- **GIVEN TASK**
In the governance rules page below, set down the passage word for word, starting at the words "Skip to content" and stopping after "during streamt validate.".

- **TEXT PROVIDED**
----------------------------------------

Skip to content

Governance Rules

Governance rules enforce standards, naming conventions, and policies across your streaming projects. They're checked during streamt validate.

Overview

Rules are defined in stream_project.yml:

rules:
  topics:
    min_partitions: 6
    naming_pattern: "^[a-z]+\\.[a-z]+\\.v[0-9]+$"

  models:
    require_description: true
    require_tests: true

  sources:
    require_schema: true

  security:
    require_classification: true

Topic Rules

Control Kafka topic configuration:

rules:
  topics:
    # Partition requirements
    min_partitions: 3
    max_partitions: 128

    # Replication requirements
    min_replication_factor: 2
    # max_replication_factor: 5  # Planned - not yet implemented

    # Naming conventions
    naming_pattern: "^[a-z]+\\.[a-z-]+\\.v[0-9]+$"
    forbidden_prefixes:
      - "_"
      - "test"
      - "tmp"
      - "dev"
    # forbidden_suffixes:       # Planned - not yet implemented
    #   - "-test"
    #   - "-tmp"

    # Required configurations
    required_config:
      - retention.ms
      - min.insync.replicas

Rule Reference

Rule Type Description Status
min_partitions int Minimum partition count
max_partitions int Maximum partition count
min_replication_factor int Minimum replication factor
max_replication_factor int Maximum replication factor 🚧 Planned
naming_pattern regex Required topic name pattern
forbidden_prefixes list Disallowed name prefixes
forbidden_suffixes list Disallowed name suffixes 🚧 Planned
required_config list Configs that must be set

Naming Pattern Examples

# Domain.entity.version pattern
naming_pattern: "^[a-z]+\\.[a-z-]+\\.v[0-9]+$"
# Matches: orders.created.v1, payments.processed.v2
# Rejects: Orders.Created, orders_created_v1

# Environment prefix pattern
naming_pattern: "^(prod|staging|dev)\\.[a-z]+\\.[a-z]+$"

----------------------------------------

- **RECORD EXCERPTS**
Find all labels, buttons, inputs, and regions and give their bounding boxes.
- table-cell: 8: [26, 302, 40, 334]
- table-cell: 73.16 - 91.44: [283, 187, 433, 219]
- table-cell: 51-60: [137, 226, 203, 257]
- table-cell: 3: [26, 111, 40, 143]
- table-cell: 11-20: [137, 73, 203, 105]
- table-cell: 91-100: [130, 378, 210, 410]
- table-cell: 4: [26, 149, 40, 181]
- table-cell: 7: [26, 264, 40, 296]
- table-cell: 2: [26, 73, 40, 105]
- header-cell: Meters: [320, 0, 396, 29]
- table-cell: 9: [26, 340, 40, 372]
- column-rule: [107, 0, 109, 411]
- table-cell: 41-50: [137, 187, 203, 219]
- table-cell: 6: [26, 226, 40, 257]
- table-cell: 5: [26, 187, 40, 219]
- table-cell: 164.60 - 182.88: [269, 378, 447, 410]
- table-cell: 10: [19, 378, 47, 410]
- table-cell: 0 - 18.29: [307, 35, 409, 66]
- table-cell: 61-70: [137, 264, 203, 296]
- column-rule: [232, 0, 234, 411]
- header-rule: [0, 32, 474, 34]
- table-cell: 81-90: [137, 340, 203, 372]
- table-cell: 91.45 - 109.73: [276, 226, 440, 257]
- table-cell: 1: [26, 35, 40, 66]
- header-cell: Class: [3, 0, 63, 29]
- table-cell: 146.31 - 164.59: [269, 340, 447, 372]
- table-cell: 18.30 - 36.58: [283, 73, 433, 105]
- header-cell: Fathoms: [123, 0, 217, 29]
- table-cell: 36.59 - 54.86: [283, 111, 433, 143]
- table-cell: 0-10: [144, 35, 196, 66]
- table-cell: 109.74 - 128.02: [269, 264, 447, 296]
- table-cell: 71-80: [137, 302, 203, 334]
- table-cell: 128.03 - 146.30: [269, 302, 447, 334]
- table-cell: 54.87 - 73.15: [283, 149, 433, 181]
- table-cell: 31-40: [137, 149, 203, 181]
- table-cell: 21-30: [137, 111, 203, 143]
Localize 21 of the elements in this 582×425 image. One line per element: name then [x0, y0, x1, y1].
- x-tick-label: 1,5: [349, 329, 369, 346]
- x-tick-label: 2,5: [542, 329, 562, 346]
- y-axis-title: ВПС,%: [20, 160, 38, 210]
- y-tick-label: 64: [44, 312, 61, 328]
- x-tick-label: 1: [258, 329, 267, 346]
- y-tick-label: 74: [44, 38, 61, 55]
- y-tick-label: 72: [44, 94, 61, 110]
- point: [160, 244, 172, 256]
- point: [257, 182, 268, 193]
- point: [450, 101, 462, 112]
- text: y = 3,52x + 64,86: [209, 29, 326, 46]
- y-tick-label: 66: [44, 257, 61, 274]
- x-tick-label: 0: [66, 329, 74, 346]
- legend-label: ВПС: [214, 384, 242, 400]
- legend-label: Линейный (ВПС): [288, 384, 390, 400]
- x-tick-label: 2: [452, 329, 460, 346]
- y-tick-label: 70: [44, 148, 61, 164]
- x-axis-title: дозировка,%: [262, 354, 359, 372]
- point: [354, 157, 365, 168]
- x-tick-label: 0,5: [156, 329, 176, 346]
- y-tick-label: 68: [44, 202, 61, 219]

----------------------------------------

- **ANSWER IN FULL**
Skip to content

Governance Rules

Governance rules enforce standards, naming conventions, and policies across your streaming projects. They're checked during streamt validate.